(Description of the task): Retype the records below word for word and omit any image.

Stored records:
— start —

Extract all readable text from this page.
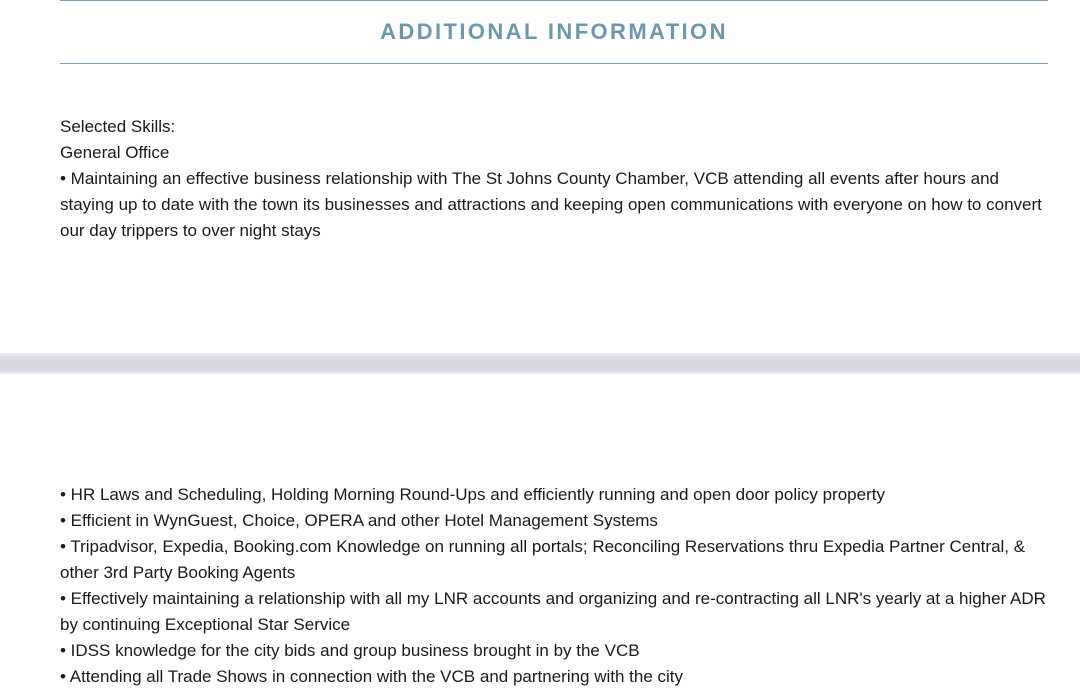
ADDITIONAL INFORMATION

Selected Skills:

General Office

• Maintaining an effective business relationship with The St Johns County Chamber, VCB attending all events after hours and staying up to date with the town its businesses and attractions and keeping open communications with everyone on how to convert our day trippers to over night stays

• HR Laws and Scheduling, Holding Morning Round-Ups and efficiently running and open door policy property

• Efficient in WynGuest, Choice, OPERA and other Hotel Management Systems

• Tripadvisor, Expedia, Booking.com Knowledge on running all portals; Reconciling Reservations thru Expedia Partner Central, & other 3rd Party Booking Agents

• Effectively maintaining a relationship with all my LNR accounts and organizing and re-contracting all LNR's yearly at a higher ADR by continuing Exceptional Star Service

• IDSS knowledge for the city bids and group business brought in by the VCB

• Attending all Trade Shows in connection with the VCB and partnering with the city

— end —

(Response):
Extract all readable text from this page.
ADDITIONAL INFORMATION

Selected Skills:

General Office

• Maintaining an effective business relationship with The St Johns County Chamber, VCB attending all events after hours and staying up to date with the town its businesses and attractions and keeping open communications with everyone on how to convert our day trippers to over night stays

• HR Laws and Scheduling, Holding Morning Round-Ups and efficiently running and open door policy property

• Efficient in WynGuest, Choice, OPERA and other Hotel Management Systems

• Tripadvisor, Expedia, Booking.com Knowledge on running all portals; Reconciling Reservations thru Expedia Partner Central, & other 3rd Party Booking Agents

• Effectively maintaining a relationship with all my LNR accounts and organizing and re-contracting all LNR's yearly at a higher ADR by continuing Exceptional Star Service

• IDSS knowledge for the city bids and group business brought in by the VCB

• Attending all Trade Shows in connection with the VCB and partnering with the city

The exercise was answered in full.